- [WHAT YOU WILL DO]: Each line in the entries below that holds the string "pulling" is to be listed.

- [STORED RECORDS]:
------------------------------------------------------------------------

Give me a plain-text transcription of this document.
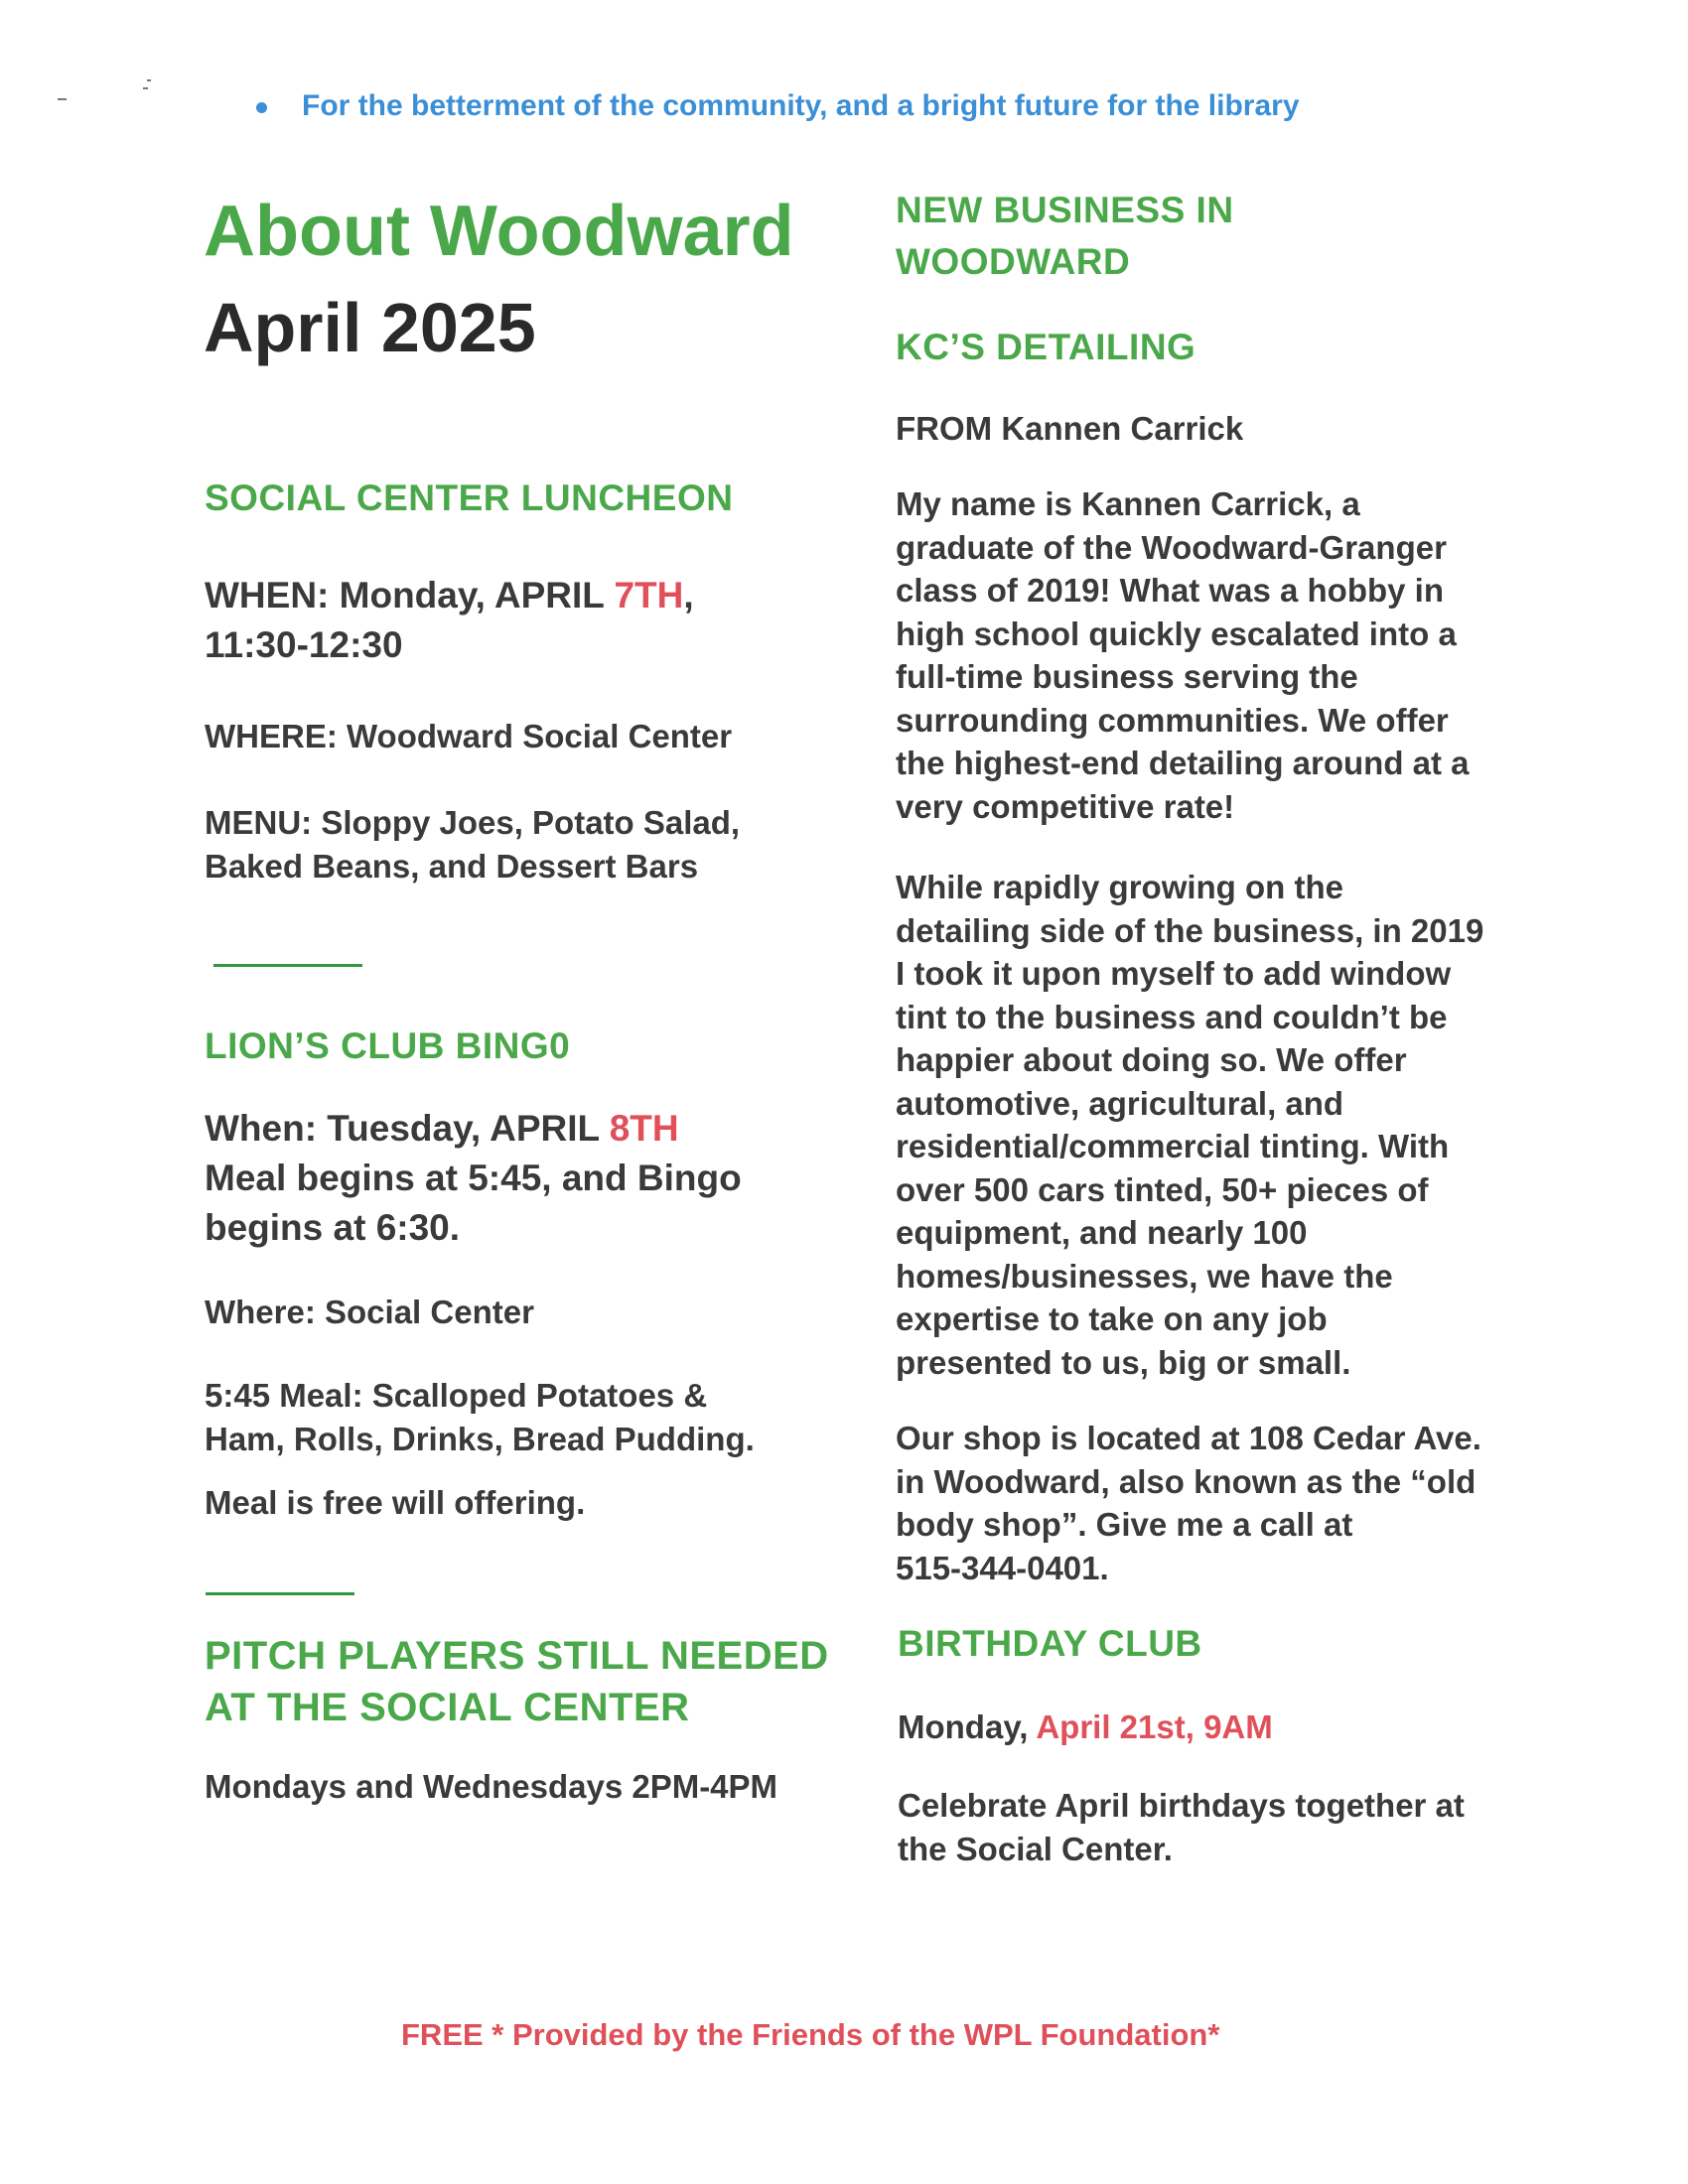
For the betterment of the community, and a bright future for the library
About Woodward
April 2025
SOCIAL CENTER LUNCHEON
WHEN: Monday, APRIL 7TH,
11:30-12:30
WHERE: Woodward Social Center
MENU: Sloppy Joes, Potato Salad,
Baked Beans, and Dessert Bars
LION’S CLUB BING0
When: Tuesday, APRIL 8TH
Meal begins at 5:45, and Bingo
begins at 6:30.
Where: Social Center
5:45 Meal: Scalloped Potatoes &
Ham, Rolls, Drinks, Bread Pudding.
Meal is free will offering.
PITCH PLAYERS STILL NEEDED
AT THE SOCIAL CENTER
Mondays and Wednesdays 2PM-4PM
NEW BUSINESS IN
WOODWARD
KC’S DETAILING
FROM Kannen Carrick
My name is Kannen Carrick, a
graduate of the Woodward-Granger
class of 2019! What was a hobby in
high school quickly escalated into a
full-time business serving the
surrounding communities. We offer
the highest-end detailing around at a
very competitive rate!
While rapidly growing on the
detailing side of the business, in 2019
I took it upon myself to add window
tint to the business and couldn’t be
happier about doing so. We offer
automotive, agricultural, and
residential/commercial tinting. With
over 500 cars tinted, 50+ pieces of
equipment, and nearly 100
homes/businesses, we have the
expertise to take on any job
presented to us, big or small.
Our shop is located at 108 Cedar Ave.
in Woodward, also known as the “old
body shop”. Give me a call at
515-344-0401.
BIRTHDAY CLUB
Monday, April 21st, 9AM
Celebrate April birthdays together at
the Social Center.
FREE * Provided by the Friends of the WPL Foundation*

------------------------------------------------------------------------

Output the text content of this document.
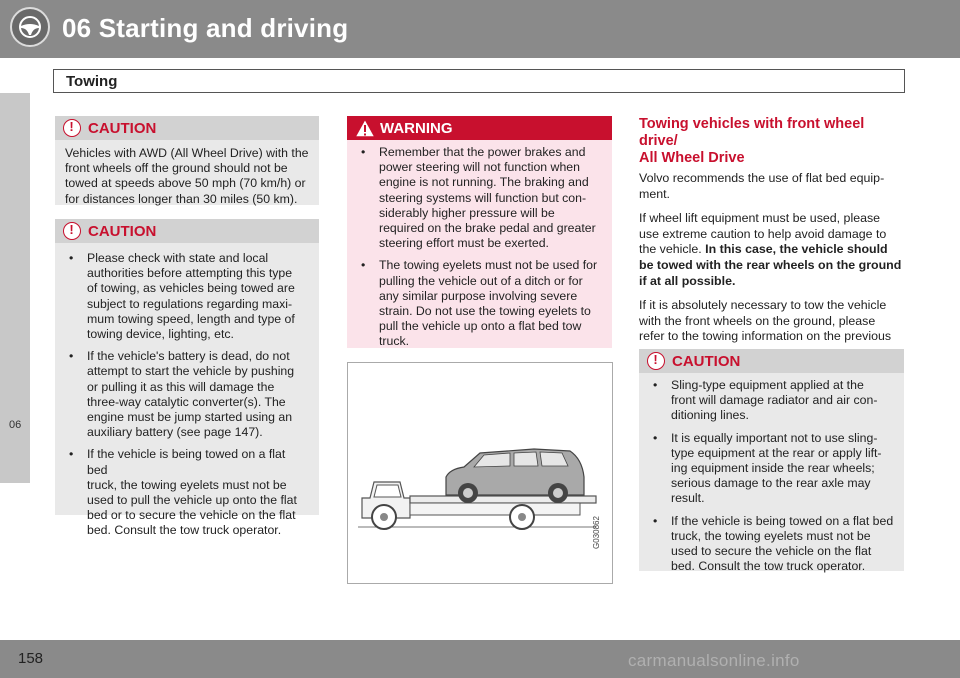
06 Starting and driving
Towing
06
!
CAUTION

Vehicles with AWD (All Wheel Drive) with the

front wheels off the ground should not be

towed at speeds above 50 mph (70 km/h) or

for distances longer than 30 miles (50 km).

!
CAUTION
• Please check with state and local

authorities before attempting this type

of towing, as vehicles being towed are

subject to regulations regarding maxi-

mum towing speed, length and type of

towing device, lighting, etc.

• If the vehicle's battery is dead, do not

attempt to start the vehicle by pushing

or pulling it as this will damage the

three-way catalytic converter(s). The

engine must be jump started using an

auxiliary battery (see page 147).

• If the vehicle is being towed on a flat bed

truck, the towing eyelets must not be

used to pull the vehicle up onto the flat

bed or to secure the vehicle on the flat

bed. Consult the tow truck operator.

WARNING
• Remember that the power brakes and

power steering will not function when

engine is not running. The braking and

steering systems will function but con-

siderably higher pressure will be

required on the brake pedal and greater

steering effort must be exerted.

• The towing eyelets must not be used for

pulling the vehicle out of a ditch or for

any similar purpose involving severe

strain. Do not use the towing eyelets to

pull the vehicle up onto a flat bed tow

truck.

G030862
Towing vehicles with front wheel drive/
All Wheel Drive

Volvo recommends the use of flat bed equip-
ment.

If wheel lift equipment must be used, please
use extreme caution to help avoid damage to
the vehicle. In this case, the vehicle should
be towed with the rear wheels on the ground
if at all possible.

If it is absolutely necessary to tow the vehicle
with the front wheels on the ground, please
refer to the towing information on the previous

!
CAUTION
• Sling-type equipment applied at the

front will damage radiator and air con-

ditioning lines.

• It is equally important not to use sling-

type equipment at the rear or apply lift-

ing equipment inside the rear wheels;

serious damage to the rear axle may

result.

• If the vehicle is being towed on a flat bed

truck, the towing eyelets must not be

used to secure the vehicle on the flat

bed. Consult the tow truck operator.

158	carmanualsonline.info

------------------------------------------------------------------------

- [TASK OUTPUT]:
or pulling it as this will damage the
pulling the vehicle out of a ditch or for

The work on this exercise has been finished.